**Your goal**
Format every line of the records as a JSON list of strings, one string per line, skipping any blank lines.

[Region annotation records]
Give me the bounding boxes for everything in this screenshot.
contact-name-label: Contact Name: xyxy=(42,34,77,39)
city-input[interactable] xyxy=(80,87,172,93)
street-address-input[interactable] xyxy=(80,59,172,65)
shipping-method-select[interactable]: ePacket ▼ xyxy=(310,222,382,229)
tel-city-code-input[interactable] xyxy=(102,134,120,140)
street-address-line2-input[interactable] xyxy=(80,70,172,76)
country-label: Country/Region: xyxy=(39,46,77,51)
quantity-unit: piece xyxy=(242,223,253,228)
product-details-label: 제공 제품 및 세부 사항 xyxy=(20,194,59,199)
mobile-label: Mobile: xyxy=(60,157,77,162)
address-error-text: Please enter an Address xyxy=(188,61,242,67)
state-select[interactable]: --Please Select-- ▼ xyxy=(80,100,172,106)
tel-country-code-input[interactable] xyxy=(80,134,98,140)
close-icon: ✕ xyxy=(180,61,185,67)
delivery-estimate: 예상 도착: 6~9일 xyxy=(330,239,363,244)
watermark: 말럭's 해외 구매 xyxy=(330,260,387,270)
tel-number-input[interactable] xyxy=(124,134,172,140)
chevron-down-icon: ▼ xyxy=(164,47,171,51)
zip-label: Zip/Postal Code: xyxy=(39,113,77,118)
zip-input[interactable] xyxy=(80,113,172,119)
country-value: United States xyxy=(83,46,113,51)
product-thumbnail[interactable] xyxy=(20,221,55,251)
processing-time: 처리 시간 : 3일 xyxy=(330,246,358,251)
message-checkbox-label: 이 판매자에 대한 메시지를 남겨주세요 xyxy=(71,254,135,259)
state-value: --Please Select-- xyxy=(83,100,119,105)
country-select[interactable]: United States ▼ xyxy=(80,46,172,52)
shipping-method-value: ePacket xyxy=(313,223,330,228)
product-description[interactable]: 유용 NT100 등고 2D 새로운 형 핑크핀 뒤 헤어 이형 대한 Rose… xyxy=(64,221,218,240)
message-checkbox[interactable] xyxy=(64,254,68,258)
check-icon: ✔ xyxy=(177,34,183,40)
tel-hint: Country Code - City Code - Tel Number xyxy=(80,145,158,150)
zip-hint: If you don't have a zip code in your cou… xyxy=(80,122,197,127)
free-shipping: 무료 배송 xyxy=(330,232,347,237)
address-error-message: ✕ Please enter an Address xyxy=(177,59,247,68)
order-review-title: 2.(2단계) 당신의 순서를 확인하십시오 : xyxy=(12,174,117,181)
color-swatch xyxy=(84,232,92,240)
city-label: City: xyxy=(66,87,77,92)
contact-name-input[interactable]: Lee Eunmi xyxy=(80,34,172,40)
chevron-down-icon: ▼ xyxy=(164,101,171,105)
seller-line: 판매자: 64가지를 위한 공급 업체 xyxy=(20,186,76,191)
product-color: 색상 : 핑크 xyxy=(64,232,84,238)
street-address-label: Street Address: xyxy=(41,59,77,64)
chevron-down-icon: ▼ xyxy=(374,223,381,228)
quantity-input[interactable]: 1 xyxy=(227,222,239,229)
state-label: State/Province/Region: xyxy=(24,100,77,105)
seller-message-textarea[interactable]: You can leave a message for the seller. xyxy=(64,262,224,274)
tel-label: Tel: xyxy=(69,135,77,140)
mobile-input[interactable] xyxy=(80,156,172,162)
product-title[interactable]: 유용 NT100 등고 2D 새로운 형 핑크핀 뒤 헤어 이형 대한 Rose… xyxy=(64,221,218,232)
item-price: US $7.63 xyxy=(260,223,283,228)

**Response**
[
  "Give me the bounding boxes for everything in this screenshot.",
  "contact-name-label: Contact Name: xyxy=(42,34,77,39)",
  "city-input[interactable] xyxy=(80,87,172,93)",
  "street-address-input[interactable] xyxy=(80,59,172,65)",
  "shipping-method-select[interactable]: ePacket ▼ xyxy=(310,222,382,229)",
  "tel-city-code-input[interactable] xyxy=(102,134,120,140)",
  "street-address-line2-input[interactable] xyxy=(80,70,172,76)",
  "country-label: Country/Region: xyxy=(39,46,77,51)",
  "quantity-unit: piece xyxy=(242,223,253,228)",
  "product-details-label: 제공 제품 및 세부 사항 xyxy=(20,194,59,199)",
  "mobile-label: Mobile: xyxy=(60,157,77,162)",
  "address-error-text: Please enter an Address xyxy=(188,61,242,67)",
  "state-select[interactable]: --Please Select-- ▼ xyxy=(80,100,172,106)",
  "tel-country-code-input[interactable] xyxy=(80,134,98,140)",
  "close-icon: ✕ xyxy=(180,61,185,67)",
  "delivery-estimate: 예상 도착: 6~9일 xyxy=(330,239,363,244)",
  "watermark: 말럭's 해외 구매 xyxy=(330,260,387,270)",
  "tel-number-input[interactable] xyxy=(124,134,172,140)",
  "chevron-down-icon: ▼ xyxy=(164,47,171,51)",
  "zip-label: Zip/Postal Code: xyxy=(39,113,77,118)",
  "zip-input[interactable] xyxy=(80,113,172,119)",
  "country-value: United States xyxy=(83,46,113,51)",
  "product-thumbnail[interactable] xyxy=(20,221,55,251)",
  "processing-time: 처리 시간 : 3일 xyxy=(330,246,358,251)",
  "message-checkbox-label: 이 판매자에 대한 메시지를 남겨주세요 xyxy=(71,254,135,259)",
  "state-value: --Please Select-- xyxy=(83,100,119,105)",
  "country-select[interactable]: United States ▼ xyxy=(80,46,172,52)",
  "shipping-method-value: ePacket xyxy=(313,223,330,228)",
  "product-description[interactable]: 유용 NT100 등고 2D 새로운 형 핑크핀 뒤 헤어 이형 대한 Rose… xyxy=(64,221,218,240)",
  "message-checkbox[interactable] xyxy=(64,254,68,258)",
  "check-icon: ✔ xyxy=(177,34,183,40)",
  "tel-hint: Country Code - City Code - Tel Number xyxy=(80,145,158,150)",
  "zip-hint: If you don't have a zip code in your cou… xyxy=(80,122,197,127)",
  "free-shipping: 무료 배송 xyxy=(330,232,347,237)",
  "address-error-message: ✕ Please enter an Address xyxy=(177,59,247,68)",
  "order-review-title: 2.(2단계) 당신의 순서를 확인하십시오 : xyxy=(12,174,117,181)",
  "color-swatch xyxy=(84,232,92,240)",
  "city-label: City: xyxy=(66,87,77,92)",
  "contact-name-input[interactable]: Lee Eunmi xyxy=(80,34,172,40)",
  "chevron-down-icon: ▼ xyxy=(164,101,171,105)",
  "seller-line: 판매자: 64가지를 위한 공급 업체 xyxy=(20,186,76,191)",
  "product-color: 색상 : 핑크 xyxy=(64,232,84,238)",
  "street-address-label: Street Address: xyxy=(41,59,77,64)",
  "chevron-down-icon: ▼ xyxy=(374,223,381,228)",
  "quantity-input[interactable]: 1 xyxy=(227,222,239,229)",
  "state-label: State/Province/Region: xyxy=(24,100,77,105)",
  "seller-message-textarea[interactable]: You can leave a message for the seller. xyxy=(64,262,224,274)",
  "tel-label: Tel: xyxy=(69,135,77,140)",
  "mobile-input[interactable] xyxy=(80,156,172,162)",
  "product-title[interactable]: 유용 NT100 등고 2D 새로운 형 핑크핀 뒤 헤어 이형 대한 Rose… xyxy=(64,221,218,232)",
  "item-price: US $7.63 xyxy=(260,223,283,228)"
]